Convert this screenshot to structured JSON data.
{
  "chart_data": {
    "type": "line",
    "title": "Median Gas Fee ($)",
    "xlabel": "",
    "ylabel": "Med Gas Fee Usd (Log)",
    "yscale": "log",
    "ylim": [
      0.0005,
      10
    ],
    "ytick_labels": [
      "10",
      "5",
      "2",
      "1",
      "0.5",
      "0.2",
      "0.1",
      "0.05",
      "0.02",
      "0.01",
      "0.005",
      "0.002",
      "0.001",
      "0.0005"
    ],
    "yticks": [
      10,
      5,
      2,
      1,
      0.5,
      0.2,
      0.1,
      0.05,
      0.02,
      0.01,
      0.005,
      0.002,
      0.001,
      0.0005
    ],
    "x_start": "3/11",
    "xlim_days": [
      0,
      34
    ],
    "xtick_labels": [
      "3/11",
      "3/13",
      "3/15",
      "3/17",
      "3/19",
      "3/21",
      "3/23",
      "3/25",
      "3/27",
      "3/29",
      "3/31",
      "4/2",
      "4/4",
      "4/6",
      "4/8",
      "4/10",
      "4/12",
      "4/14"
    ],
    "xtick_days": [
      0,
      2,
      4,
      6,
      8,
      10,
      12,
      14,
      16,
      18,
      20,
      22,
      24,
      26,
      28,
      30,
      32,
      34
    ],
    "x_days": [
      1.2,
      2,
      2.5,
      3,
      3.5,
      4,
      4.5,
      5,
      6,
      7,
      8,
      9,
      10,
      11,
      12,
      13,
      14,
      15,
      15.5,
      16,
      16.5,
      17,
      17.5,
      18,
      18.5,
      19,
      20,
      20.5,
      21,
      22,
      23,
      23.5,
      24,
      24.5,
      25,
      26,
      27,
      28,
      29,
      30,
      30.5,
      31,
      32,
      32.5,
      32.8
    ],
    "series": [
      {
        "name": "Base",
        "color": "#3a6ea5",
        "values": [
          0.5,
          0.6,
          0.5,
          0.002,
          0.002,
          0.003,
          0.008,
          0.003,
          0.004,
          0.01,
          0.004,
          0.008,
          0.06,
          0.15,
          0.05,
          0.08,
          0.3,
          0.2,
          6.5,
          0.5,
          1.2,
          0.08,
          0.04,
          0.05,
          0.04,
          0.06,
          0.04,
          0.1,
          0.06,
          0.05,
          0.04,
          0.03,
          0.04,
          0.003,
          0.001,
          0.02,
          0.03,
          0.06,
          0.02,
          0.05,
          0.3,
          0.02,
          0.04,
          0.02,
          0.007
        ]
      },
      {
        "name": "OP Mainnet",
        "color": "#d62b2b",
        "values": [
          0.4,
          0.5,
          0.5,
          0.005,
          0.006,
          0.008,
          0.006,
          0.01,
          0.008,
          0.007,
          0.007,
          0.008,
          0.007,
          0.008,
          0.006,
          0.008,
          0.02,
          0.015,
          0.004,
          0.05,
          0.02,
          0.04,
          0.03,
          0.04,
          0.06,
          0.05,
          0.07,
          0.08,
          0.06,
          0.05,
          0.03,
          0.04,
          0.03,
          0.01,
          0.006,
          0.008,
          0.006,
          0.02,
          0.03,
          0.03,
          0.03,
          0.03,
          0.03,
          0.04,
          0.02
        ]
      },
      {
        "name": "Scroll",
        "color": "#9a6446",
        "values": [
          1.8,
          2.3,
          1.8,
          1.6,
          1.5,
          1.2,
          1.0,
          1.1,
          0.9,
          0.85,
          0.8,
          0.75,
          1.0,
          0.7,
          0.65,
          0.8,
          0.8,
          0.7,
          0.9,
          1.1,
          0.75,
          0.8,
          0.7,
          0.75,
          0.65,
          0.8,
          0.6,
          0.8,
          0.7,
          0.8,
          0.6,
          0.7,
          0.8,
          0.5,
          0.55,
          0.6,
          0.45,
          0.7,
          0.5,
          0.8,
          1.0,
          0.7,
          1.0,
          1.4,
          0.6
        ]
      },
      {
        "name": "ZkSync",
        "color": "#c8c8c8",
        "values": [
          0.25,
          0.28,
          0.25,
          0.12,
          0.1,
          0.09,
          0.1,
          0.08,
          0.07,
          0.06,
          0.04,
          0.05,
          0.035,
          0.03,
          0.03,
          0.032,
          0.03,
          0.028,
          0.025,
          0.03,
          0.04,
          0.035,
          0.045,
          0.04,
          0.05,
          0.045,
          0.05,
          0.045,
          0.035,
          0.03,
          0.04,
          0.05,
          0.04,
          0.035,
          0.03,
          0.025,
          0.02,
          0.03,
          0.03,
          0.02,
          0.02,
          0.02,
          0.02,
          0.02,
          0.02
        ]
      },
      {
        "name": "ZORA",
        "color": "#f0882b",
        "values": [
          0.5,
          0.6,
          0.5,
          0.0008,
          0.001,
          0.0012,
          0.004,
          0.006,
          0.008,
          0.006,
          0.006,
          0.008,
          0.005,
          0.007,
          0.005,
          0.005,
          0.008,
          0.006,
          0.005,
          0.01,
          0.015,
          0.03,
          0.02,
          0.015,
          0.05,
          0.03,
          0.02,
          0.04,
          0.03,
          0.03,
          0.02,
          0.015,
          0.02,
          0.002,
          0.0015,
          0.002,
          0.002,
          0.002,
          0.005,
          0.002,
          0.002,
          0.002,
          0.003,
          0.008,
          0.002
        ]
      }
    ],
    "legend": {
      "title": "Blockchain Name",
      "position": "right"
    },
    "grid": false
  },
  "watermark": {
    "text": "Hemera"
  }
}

*****

Set exercise:
Take the entries above and copy them out exactly.

Problem solution:
Convert this screenshot to structured JSON data.
{
  "chart_data": {
    "type": "line",
    "title": "Median Gas Fee ($)",
    "xlabel": "",
    "ylabel": "Med Gas Fee Usd (Log)",
    "yscale": "log",
    "ylim": [
      0.0005,
      10
    ],
    "ytick_labels": [
      "10",
      "5",
      "2",
      "1",
      "0.5",
      "0.2",
      "0.1",
      "0.05",
      "0.02",
      "0.01",
      "0.005",
      "0.002",
      "0.001",
      "0.0005"
    ],
    "yticks": [
      10,
      5,
      2,
      1,
      0.5,
      0.2,
      0.1,
      0.05,
      0.02,
      0.01,
      0.005,
      0.002,
      0.001,
      0.0005
    ],
    "x_start": "3/11",
    "xlim_days": [
      0,
      34
    ],
    "xtick_labels": [
      "3/11",
      "3/13",
      "3/15",
      "3/17",
      "3/19",
      "3/21",
      "3/23",
      "3/25",
      "3/27",
      "3/29",
      "3/31",
      "4/2",
      "4/4",
      "4/6",
      "4/8",
      "4/10",
      "4/12",
      "4/14"
    ],
    "xtick_days": [
      0,
      2,
      4,
      6,
      8,
      10,
      12,
      14,
      16,
      18,
      20,
      22,
      24,
      26,
      28,
      30,
      32,
      34
    ],
    "x_days": [
      1.2,
      2,
      2.5,
      3,
      3.5,
      4,
      4.5,
      5,
      6,
      7,
      8,
      9,
      10,
      11,
      12,
      13,
      14,
      15,
      15.5,
      16,
      16.5,
      17,
      17.5,
      18,
      18.5,
      19,
      20,
      20.5,
      21,
      22,
      23,
      23.5,
      24,
      24.5,
      25,
      26,
      27,
      28,
      29,
      30,
      30.5,
      31,
      32,
      32.5,
      32.8
    ],
    "series": [
      {
        "name": "Base",
        "color": "#3a6ea5",
        "values": [
          0.5,
          0.6,
          0.5,
          0.002,
          0.002,
          0.003,
          0.008,
          0.003,
          0.004,
          0.01,
          0.004,
          0.008,
          0.06,
          0.15,
          0.05,
          0.08,
          0.3,
          0.2,
          6.5,
          0.5,
          1.2,
          0.08,
          0.04,
          0.05,
          0.04,
          0.06,
          0.04,
          0.1,
          0.06,
          0.05,
          0.04,
          0.03,
          0.04,
          0.003,
          0.001,
          0.02,
          0.03,
          0.06,
          0.02,
          0.05,
          0.3,
          0.02,
          0.04,
          0.02,
          0.007
        ]
      },
      {
        "name": "OP Mainnet",
        "color": "#d62b2b",
        "values": [
          0.4,
          0.5,
          0.5,
          0.005,
          0.006,
          0.008,
          0.006,
          0.01,
          0.008,
          0.007,
          0.007,
          0.008,
          0.007,
          0.008,
          0.006,
          0.008,
          0.02,
          0.015,
          0.004,
          0.05,
          0.02,
          0.04,
          0.03,
          0.04,
          0.06,
          0.05,
          0.07,
          0.08,
          0.06,
          0.05,
          0.03,
          0.04,
          0.03,
          0.01,
          0.006,
          0.008,
          0.006,
          0.02,
          0.03,
          0.03,
          0.03,
          0.03,
          0.03,
          0.04,
          0.02
        ]
      },
      {
        "name": "Scroll",
        "color": "#9a6446",
        "values": [
          1.8,
          2.3,
          1.8,
          1.6,
          1.5,
          1.2,
          1.0,
          1.1,
          0.9,
          0.85,
          0.8,
          0.75,
          1.0,
          0.7,
          0.65,
          0.8,
          0.8,
          0.7,
          0.9,
          1.1,
          0.75,
          0.8,
          0.7,
          0.75,
          0.65,
          0.8,
          0.6,
          0.8,
          0.7,
          0.8,
          0.6,
          0.7,
          0.8,
          0.5,
          0.55,
          0.6,
          0.45,
          0.7,
          0.5,
          0.8,
          1.0,
          0.7,
          1.0,
          1.4,
          0.6
        ]
      },
      {
        "name": "ZkSync",
        "color": "#c8c8c8",
        "values": [
          0.25,
          0.28,
          0.25,
          0.12,
          0.1,
          0.09,
          0.1,
          0.08,
          0.07,
          0.06,
          0.04,
          0.05,
          0.035,
          0.03,
          0.03,
          0.032,
          0.03,
          0.028,
          0.025,
          0.03,
          0.04,
          0.035,
          0.045,
          0.04,
          0.05,
          0.045,
          0.05,
          0.045,
          0.035,
          0.03,
          0.04,
          0.05,
          0.04,
          0.035,
          0.03,
          0.025,
          0.02,
          0.03,
          0.03,
          0.02,
          0.02,
          0.02,
          0.02,
          0.02,
          0.02
        ]
      },
      {
        "name": "ZORA",
        "color": "#f0882b",
        "values": [
          0.5,
          0.6,
          0.5,
          0.0008,
          0.001,
          0.0012,
          0.004,
          0.006,
          0.008,
          0.006,
          0.006,
          0.008,
          0.005,
          0.007,
          0.005,
          0.005,
          0.008,
          0.006,
          0.005,
          0.01,
          0.015,
          0.03,
          0.02,
          0.015,
          0.05,
          0.03,
          0.02,
          0.04,
          0.03,
          0.03,
          0.02,
          0.015,
          0.02,
          0.002,
          0.0015,
          0.002,
          0.002,
          0.002,
          0.005,
          0.002,
          0.002,
          0.002,
          0.003,
          0.008,
          0.002
        ]
      }
    ],
    "legend": {
      "title": "Blockchain Name",
      "position": "right"
    },
    "grid": false
  },
  "watermark": {
    "text": "Hemera"
  }
}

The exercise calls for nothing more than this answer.